# START OF Data listing
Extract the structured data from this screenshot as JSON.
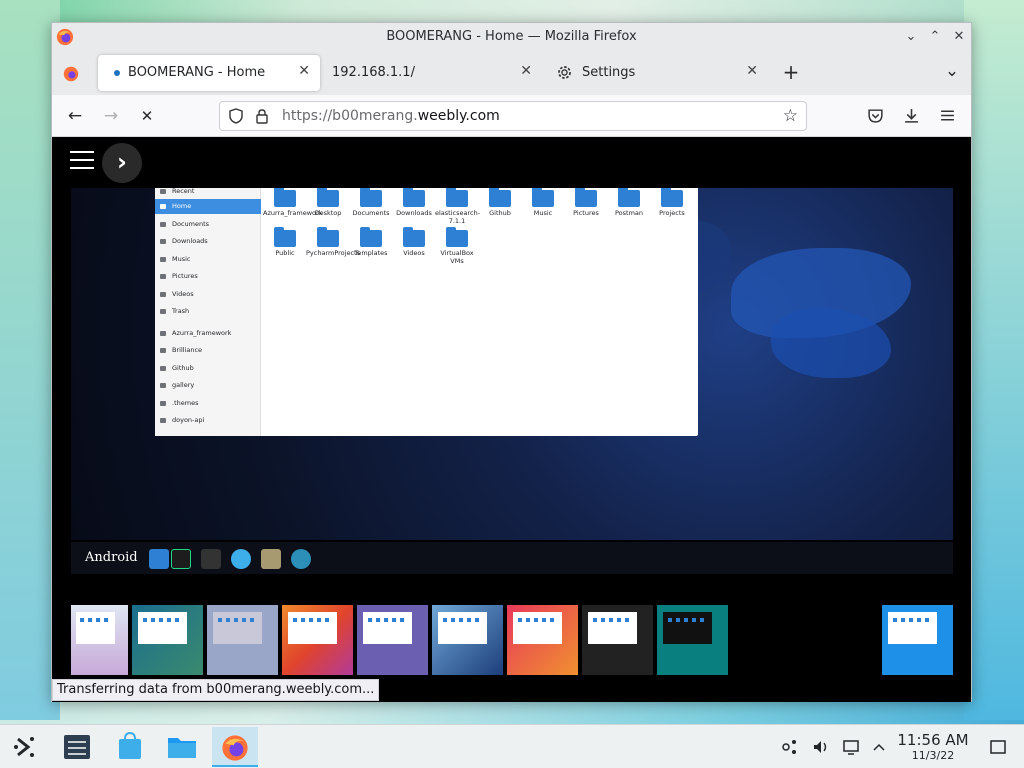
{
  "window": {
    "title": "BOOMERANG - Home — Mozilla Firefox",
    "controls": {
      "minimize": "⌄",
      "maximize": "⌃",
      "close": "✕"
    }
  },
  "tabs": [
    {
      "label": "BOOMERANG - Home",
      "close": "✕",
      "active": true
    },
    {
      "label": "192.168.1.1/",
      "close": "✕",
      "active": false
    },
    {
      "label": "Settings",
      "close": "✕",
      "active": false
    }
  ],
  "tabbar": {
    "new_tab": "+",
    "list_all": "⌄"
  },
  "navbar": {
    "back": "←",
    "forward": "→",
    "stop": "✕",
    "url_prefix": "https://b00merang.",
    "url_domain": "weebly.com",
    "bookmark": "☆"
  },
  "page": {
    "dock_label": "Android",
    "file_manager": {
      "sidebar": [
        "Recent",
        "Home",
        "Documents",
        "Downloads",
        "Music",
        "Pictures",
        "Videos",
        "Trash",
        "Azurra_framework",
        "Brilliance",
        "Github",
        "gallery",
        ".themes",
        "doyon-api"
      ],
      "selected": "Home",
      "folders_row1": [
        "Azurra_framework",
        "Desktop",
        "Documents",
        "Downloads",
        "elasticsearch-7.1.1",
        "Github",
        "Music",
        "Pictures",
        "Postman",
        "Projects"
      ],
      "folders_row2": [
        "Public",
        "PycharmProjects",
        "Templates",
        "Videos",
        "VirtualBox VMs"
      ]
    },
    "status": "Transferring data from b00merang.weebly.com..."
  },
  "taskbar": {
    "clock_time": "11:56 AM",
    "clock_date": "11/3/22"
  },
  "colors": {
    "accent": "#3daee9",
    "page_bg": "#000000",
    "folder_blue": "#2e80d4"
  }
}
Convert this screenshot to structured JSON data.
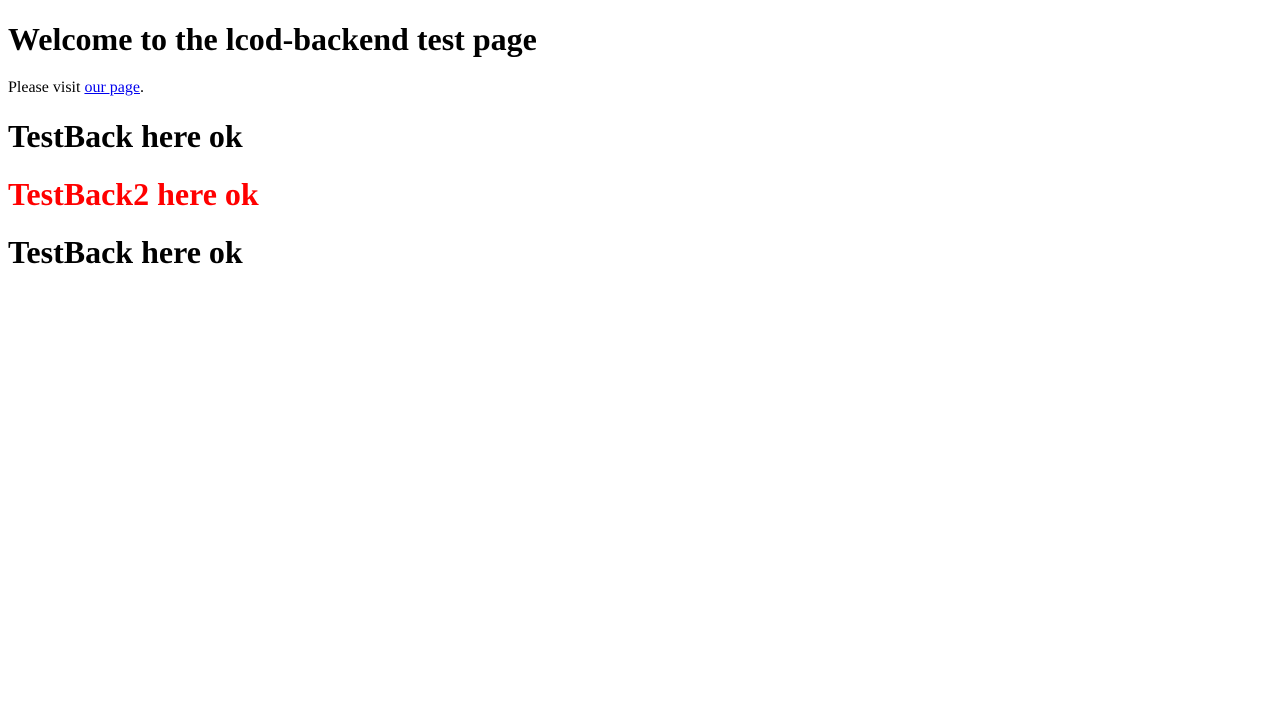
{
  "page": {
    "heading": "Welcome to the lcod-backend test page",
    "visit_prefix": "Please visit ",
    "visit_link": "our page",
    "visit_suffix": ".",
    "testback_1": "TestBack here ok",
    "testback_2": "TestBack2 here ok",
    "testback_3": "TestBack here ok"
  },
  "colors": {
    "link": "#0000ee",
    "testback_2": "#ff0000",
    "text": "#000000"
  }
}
# END OF Data listing
> _Work instructions_
Reproduce every line from the entries that holds the word "weebly".

> _Output of the exercise_
    "url_domain": "weebly.com",
    "status": "Transferring data from b00merang.weebly.com..."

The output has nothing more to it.